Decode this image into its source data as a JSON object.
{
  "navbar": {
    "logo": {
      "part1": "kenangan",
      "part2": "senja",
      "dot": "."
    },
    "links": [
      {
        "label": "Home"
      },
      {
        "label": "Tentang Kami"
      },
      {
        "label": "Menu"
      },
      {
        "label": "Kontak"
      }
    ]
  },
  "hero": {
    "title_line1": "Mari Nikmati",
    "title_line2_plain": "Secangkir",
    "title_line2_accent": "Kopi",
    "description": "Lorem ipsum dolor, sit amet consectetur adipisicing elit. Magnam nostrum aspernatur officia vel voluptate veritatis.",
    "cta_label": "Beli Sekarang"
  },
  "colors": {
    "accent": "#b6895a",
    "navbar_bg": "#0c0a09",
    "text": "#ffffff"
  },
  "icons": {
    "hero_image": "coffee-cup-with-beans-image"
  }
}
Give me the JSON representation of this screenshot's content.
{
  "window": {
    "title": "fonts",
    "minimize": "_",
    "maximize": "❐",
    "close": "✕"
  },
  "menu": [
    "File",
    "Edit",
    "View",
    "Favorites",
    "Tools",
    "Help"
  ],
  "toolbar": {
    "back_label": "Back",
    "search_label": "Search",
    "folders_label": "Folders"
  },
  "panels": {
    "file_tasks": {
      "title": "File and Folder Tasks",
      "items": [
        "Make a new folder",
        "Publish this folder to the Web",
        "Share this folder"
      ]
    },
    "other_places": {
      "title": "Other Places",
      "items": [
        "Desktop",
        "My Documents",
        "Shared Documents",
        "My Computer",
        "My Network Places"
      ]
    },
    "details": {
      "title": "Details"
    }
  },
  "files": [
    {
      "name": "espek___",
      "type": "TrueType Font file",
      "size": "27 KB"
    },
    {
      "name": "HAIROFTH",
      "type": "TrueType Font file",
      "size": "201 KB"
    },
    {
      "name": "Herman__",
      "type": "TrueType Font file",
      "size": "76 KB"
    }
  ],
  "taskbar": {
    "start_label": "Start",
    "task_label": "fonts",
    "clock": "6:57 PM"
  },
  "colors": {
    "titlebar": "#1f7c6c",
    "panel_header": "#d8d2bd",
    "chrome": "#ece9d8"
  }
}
--
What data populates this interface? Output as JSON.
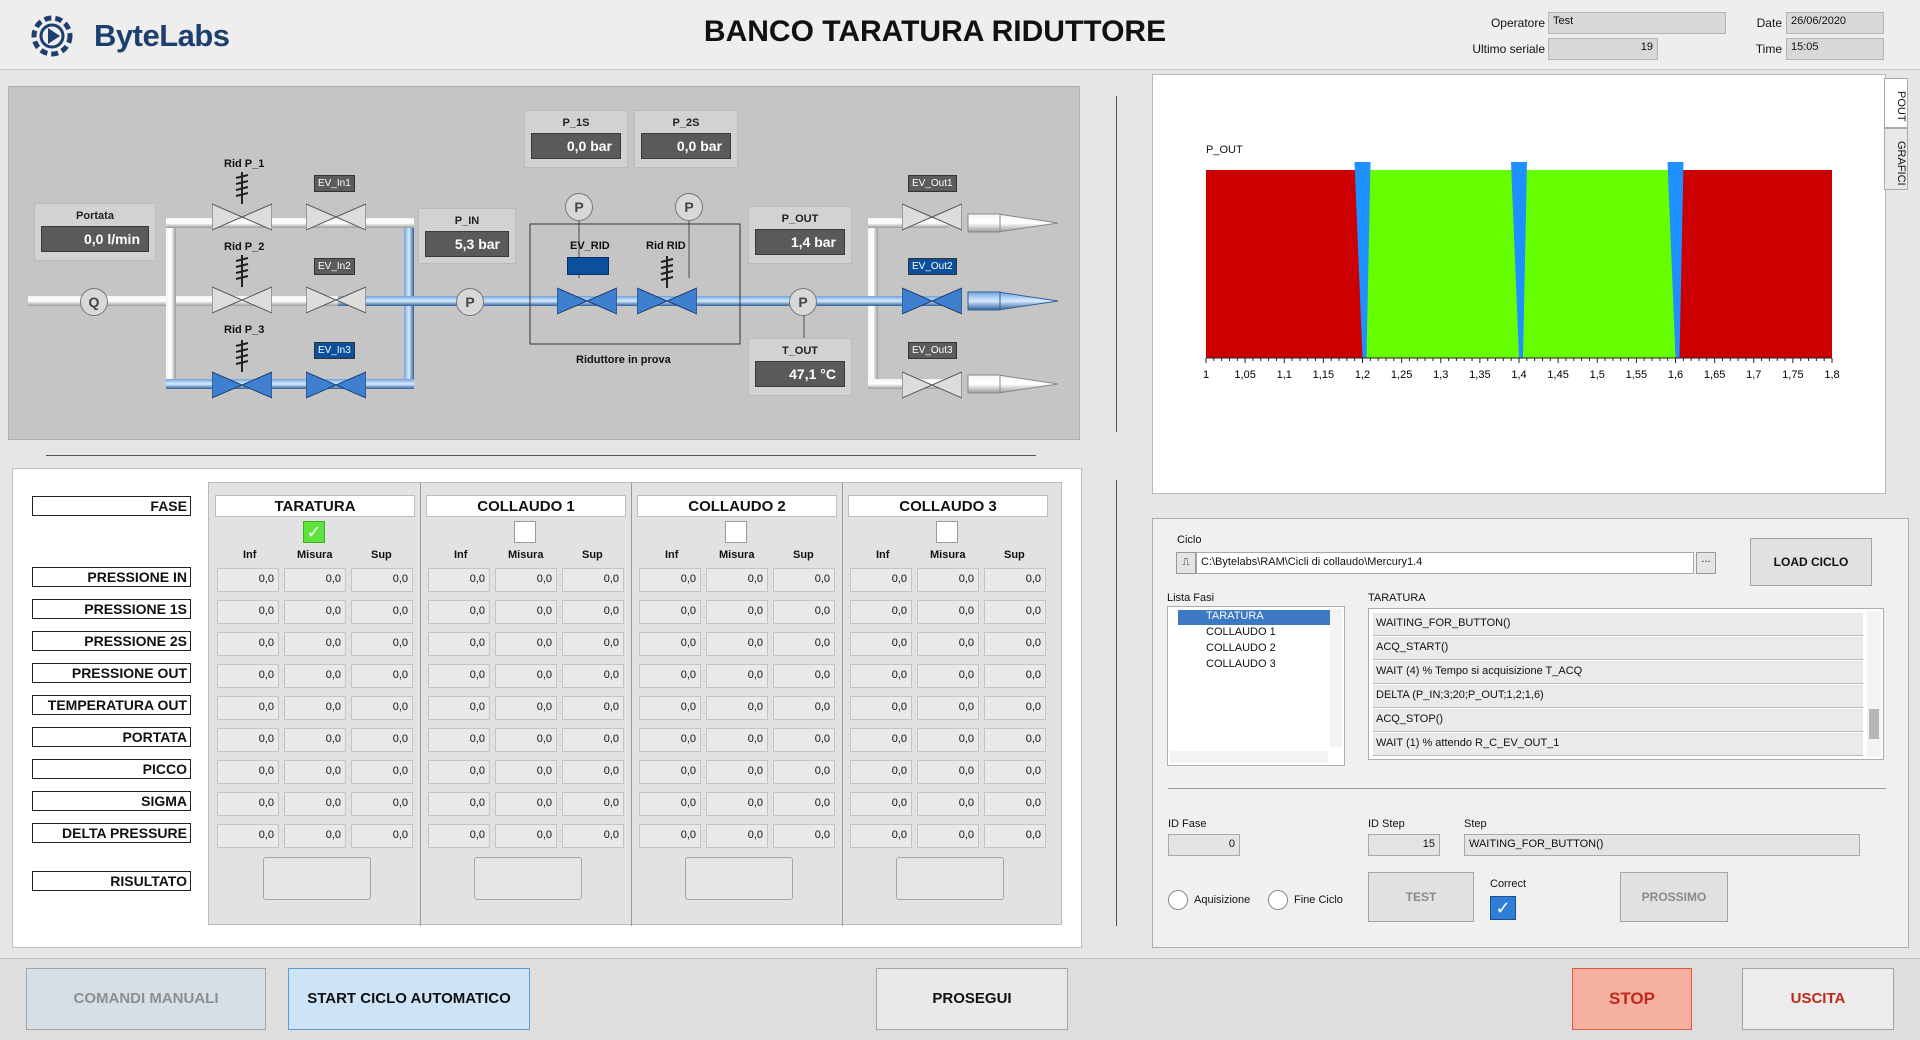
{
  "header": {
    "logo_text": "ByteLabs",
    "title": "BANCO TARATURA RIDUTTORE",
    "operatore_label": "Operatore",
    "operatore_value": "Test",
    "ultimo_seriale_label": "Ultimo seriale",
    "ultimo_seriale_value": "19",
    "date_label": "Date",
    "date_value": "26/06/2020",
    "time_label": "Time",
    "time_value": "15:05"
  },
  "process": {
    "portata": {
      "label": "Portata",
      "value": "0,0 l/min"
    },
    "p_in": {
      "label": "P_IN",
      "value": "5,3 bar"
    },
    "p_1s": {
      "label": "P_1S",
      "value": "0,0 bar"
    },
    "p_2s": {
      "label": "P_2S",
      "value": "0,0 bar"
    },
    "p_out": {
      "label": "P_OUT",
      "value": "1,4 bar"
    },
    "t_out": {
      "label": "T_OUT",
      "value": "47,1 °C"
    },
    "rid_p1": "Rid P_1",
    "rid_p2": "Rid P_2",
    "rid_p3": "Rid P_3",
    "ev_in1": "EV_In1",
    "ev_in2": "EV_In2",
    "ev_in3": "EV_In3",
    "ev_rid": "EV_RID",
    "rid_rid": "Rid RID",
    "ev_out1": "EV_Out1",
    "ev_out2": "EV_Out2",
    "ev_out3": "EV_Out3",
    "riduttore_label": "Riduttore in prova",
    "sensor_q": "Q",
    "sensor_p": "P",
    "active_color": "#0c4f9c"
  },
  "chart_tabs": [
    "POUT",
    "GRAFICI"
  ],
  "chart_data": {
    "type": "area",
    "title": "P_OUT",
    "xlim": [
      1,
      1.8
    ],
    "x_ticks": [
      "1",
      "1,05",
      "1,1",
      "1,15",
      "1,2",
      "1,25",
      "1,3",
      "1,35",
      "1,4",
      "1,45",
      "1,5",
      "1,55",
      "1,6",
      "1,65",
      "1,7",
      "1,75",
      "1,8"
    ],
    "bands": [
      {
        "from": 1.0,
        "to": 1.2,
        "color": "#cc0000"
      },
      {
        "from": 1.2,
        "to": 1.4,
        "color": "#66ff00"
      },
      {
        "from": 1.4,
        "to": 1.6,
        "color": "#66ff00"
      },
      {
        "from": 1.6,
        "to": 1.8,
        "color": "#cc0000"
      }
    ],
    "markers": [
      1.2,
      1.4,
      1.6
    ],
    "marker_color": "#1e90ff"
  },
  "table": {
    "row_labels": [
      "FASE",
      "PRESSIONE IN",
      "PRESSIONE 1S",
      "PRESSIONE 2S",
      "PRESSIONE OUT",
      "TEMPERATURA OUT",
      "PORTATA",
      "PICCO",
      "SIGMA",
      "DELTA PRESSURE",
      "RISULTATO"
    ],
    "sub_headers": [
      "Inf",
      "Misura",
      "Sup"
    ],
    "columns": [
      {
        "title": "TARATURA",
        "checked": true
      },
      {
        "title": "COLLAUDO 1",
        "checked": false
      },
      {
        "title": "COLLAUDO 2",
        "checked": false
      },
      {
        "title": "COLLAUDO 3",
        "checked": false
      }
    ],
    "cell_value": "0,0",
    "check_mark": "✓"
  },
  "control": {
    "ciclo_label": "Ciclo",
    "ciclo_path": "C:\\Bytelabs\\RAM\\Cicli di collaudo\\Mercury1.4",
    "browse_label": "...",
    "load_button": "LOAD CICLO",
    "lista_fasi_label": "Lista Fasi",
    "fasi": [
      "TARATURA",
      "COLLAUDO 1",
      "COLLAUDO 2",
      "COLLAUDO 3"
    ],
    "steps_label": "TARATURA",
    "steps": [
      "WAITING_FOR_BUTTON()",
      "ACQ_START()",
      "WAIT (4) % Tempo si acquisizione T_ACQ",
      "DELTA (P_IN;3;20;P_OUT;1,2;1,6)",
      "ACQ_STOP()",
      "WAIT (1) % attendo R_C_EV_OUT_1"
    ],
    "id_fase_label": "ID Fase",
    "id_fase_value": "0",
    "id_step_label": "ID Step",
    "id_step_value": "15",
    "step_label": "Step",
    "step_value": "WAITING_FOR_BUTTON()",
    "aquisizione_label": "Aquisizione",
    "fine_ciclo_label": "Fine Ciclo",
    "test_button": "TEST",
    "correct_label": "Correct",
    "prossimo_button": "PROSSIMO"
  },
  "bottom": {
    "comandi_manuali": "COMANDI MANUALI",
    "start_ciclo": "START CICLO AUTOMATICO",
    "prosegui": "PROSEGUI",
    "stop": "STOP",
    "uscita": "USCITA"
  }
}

▸ Goal
Identify lines with the string "JSON". Copy each one.

▸ Task response
Decode this image into its source data as a JSON object.
Give me the JSON representation of this screenshot's content.
What data populates this interface? Output as JSON.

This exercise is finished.